--- start ---

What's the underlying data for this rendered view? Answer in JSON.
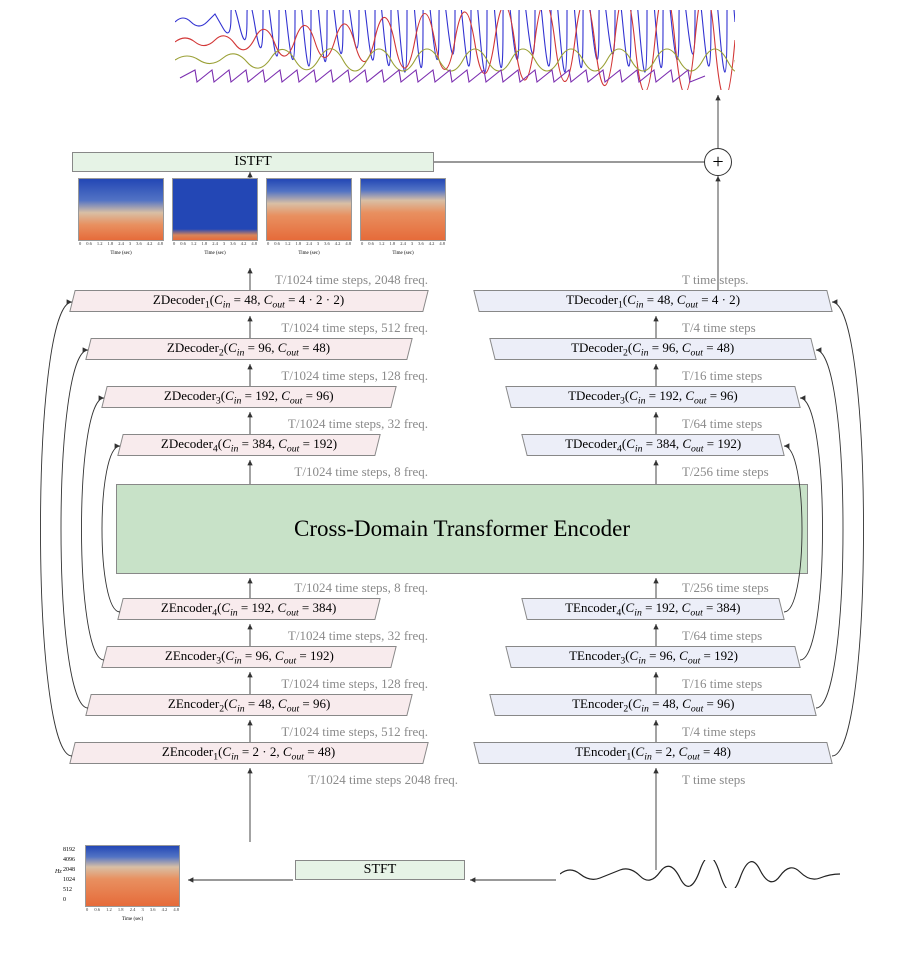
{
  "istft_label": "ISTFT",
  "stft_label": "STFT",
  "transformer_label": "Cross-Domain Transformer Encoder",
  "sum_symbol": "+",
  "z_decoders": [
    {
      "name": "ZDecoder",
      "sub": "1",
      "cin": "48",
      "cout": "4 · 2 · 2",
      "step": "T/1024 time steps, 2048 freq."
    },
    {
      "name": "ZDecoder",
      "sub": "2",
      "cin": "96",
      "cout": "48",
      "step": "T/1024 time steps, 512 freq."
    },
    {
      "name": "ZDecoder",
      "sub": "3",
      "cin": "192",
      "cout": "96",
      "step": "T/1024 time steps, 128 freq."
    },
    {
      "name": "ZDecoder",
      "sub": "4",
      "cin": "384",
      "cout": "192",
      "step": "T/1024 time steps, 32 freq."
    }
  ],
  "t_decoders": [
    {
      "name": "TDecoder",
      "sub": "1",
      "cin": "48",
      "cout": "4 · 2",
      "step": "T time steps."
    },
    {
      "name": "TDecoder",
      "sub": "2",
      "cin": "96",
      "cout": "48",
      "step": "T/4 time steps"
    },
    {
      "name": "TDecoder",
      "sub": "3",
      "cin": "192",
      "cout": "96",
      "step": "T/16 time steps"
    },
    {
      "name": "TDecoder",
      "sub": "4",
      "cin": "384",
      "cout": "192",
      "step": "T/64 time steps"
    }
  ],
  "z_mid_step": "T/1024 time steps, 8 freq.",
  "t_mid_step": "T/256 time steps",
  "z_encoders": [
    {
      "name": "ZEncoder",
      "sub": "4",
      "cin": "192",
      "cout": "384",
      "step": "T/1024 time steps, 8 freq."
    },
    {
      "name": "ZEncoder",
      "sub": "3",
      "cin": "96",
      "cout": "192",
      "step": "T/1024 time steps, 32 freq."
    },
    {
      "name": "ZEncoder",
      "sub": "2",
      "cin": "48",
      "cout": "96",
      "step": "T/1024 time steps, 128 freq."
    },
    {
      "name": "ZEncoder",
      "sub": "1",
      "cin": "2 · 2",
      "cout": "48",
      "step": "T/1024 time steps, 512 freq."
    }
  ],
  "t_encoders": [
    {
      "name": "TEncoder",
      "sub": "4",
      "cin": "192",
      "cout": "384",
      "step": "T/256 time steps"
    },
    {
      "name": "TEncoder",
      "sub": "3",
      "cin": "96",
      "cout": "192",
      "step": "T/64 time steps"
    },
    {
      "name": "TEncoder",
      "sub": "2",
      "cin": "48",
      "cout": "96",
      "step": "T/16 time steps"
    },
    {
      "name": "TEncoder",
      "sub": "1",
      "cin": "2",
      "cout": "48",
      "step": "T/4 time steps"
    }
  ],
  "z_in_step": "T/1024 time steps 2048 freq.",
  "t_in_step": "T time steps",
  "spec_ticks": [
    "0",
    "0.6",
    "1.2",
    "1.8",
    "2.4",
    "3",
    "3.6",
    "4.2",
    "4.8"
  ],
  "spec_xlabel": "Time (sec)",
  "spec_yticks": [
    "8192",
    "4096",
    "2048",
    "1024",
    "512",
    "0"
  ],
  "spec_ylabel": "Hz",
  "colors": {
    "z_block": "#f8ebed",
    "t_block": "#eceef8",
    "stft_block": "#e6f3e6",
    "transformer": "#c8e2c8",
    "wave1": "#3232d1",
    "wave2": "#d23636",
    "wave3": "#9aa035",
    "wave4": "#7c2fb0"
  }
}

--- end ---
--- start ---

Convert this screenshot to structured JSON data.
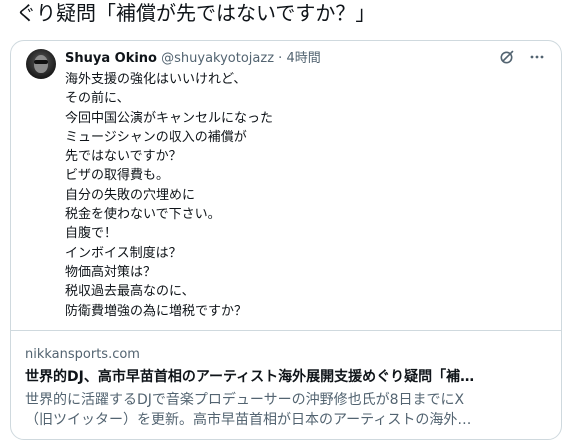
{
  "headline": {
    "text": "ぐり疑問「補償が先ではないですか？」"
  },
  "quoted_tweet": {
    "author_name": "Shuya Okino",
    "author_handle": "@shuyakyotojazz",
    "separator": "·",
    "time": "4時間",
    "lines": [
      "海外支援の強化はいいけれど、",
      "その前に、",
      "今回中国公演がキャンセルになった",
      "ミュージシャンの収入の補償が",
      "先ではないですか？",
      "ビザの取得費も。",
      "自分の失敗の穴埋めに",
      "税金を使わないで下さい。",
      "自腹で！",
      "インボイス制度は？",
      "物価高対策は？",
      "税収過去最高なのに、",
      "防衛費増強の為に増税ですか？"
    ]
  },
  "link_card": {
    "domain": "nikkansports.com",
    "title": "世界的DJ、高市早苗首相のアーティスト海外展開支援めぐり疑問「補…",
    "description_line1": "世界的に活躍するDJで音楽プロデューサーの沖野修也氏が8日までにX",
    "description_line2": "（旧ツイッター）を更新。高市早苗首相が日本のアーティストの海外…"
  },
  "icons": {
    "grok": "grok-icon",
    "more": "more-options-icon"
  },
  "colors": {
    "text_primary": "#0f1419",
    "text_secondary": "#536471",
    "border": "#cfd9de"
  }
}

--- end ---
--- start ---

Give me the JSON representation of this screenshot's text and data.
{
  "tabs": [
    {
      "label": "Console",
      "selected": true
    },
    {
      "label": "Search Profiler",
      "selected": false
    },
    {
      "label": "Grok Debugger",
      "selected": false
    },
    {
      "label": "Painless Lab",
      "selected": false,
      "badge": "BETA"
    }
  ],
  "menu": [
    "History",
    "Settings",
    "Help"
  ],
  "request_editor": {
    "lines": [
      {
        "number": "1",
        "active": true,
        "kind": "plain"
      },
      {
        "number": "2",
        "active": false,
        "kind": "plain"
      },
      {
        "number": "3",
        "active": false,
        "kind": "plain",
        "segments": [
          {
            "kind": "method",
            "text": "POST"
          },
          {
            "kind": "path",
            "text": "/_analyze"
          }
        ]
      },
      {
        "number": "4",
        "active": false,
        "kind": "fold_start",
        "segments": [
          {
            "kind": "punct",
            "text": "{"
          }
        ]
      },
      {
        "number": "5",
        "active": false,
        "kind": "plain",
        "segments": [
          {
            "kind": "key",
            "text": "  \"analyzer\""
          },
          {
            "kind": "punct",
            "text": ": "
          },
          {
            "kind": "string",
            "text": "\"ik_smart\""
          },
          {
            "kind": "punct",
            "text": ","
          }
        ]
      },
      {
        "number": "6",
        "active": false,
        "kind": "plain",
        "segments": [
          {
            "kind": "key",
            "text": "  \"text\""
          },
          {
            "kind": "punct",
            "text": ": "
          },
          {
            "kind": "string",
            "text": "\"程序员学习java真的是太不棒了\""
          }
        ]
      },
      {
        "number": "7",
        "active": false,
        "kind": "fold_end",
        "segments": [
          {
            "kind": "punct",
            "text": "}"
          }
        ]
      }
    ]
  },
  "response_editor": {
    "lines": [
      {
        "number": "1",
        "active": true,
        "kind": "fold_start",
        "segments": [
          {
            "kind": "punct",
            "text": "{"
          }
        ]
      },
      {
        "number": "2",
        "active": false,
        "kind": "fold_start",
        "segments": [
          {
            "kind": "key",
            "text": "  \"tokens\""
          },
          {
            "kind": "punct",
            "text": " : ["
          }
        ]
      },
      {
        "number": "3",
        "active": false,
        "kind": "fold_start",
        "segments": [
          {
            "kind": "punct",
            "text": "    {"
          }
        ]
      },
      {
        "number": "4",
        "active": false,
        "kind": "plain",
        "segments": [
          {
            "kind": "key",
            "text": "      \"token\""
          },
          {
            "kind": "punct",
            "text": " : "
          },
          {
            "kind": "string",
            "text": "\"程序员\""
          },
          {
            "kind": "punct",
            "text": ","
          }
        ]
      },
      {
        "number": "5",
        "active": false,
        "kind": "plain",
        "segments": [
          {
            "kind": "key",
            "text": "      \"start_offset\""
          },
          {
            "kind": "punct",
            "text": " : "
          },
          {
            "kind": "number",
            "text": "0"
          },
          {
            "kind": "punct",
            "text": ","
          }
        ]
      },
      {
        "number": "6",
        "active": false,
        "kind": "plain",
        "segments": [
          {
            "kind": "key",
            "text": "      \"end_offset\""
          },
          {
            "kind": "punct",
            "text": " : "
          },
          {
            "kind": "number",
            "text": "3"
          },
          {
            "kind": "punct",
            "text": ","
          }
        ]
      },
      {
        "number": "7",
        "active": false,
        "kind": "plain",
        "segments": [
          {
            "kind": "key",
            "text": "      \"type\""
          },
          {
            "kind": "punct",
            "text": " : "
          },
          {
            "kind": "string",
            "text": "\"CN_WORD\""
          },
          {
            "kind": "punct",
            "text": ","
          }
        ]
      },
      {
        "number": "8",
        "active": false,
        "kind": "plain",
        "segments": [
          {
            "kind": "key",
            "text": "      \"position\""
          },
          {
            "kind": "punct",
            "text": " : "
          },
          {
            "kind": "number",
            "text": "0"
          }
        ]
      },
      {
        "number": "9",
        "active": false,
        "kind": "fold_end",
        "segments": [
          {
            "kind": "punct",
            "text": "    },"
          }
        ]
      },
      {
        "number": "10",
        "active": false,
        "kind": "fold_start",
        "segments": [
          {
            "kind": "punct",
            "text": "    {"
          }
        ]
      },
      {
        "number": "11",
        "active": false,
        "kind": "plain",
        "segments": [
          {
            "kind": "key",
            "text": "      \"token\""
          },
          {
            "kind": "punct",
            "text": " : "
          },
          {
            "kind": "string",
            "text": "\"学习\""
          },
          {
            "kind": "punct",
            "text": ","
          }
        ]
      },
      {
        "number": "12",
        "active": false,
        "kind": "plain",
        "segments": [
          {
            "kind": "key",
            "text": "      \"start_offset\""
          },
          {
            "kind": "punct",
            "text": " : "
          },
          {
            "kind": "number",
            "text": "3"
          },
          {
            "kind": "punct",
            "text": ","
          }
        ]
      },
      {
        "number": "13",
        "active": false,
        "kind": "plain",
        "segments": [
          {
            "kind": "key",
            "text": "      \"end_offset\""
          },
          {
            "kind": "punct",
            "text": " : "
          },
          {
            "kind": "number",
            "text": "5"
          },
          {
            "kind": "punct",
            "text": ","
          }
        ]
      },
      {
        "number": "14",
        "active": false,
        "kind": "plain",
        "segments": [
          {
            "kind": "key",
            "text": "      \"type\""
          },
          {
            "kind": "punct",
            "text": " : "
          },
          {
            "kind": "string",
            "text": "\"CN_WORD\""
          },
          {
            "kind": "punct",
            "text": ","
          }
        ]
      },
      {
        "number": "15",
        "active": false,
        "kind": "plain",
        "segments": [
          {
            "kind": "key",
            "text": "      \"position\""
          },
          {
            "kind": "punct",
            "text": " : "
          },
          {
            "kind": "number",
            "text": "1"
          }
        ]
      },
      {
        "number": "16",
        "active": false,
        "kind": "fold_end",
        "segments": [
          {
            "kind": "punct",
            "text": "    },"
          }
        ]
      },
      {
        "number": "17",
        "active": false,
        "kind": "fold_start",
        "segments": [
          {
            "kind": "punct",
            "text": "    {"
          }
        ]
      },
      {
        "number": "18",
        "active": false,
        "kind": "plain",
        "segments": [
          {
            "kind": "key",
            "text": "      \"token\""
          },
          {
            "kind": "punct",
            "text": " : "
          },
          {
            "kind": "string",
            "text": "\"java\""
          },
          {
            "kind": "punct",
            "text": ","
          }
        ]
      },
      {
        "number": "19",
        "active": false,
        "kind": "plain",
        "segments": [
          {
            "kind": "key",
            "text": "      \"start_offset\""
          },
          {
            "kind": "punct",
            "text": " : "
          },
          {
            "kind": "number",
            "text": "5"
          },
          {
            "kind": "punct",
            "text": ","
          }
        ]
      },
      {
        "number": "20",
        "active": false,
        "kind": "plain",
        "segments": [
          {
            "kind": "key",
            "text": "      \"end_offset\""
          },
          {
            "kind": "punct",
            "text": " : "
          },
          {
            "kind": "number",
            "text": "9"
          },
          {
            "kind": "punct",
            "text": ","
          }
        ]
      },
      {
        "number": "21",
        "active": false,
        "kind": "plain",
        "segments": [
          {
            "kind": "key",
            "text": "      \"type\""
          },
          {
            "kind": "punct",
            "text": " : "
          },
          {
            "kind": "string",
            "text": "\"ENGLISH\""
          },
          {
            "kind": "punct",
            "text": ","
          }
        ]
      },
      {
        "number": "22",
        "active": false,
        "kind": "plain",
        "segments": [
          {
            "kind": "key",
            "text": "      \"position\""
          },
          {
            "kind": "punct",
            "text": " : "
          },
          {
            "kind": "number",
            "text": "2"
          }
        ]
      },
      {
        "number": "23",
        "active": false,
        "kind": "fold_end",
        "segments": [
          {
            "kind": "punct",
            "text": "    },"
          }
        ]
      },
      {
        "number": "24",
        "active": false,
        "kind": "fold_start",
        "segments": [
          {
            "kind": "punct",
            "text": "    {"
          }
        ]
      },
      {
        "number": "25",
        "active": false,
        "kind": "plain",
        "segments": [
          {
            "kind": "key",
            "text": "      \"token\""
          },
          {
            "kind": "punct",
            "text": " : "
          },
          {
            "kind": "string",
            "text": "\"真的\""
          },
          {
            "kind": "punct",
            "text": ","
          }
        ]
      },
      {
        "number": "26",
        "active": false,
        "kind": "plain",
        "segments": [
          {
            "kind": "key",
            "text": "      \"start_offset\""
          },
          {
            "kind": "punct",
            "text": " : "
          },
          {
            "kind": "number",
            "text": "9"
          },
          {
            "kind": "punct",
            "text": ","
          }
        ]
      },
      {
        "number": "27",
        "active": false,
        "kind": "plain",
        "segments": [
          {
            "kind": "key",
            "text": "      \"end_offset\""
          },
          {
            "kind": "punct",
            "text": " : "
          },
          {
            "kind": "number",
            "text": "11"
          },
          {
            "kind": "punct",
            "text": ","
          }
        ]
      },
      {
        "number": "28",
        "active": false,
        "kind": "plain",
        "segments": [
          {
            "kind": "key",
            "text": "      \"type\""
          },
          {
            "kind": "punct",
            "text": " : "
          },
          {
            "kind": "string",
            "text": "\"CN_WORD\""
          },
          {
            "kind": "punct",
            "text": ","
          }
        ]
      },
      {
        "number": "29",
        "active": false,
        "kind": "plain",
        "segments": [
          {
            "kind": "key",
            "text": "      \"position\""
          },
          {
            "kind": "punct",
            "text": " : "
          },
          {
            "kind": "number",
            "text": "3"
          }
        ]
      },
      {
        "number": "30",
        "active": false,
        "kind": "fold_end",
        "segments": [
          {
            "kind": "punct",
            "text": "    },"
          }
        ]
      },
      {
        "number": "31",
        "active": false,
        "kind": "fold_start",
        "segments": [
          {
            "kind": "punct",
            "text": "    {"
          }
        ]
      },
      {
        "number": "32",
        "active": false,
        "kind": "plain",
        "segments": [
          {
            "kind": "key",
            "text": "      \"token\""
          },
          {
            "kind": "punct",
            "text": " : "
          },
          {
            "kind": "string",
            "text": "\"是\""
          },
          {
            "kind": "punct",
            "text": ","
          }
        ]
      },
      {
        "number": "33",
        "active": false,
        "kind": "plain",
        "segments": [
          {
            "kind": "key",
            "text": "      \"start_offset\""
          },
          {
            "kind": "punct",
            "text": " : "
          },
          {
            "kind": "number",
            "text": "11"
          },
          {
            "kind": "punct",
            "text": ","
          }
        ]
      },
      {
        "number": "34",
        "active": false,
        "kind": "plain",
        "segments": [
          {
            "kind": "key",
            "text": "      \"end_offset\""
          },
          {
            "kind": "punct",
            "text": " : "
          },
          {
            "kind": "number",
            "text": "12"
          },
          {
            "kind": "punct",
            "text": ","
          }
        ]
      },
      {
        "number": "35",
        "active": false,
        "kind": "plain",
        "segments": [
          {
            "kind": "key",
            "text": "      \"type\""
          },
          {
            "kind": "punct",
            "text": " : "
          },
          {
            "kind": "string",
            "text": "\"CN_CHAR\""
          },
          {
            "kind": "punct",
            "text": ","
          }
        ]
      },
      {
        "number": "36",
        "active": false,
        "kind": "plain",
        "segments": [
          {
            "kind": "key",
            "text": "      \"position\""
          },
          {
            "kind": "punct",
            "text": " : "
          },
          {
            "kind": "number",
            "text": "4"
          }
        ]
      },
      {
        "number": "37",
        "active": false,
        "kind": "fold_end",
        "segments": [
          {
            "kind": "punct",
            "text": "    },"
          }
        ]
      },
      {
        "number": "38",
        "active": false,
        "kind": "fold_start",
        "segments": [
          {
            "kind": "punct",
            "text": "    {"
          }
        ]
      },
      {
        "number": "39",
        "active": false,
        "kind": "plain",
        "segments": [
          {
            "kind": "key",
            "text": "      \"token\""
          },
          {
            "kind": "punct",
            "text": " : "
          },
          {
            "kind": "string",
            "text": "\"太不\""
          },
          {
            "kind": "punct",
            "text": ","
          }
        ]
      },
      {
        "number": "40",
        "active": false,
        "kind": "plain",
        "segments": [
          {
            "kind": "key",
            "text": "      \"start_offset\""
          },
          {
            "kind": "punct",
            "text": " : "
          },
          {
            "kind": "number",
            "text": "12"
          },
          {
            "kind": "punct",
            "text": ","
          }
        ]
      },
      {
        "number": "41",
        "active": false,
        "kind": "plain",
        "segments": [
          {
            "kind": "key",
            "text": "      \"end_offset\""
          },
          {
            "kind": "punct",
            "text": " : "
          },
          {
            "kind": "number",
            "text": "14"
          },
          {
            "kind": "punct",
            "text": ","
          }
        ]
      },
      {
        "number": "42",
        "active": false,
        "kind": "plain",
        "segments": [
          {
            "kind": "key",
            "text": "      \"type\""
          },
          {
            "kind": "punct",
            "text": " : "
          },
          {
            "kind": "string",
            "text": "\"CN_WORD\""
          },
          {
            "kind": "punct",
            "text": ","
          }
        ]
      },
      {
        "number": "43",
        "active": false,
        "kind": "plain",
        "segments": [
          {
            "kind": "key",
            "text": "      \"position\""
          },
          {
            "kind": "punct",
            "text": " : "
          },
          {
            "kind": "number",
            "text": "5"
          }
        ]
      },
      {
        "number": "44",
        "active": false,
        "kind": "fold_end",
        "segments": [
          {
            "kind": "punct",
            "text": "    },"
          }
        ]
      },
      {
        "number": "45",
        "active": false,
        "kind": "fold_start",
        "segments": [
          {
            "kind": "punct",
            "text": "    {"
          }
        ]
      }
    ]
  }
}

--- end ---

__TASK OBJECTIVE__:
State the number of lines that contain the string "screenshot", with no other words.

__EXERCISE ANSWER__:
2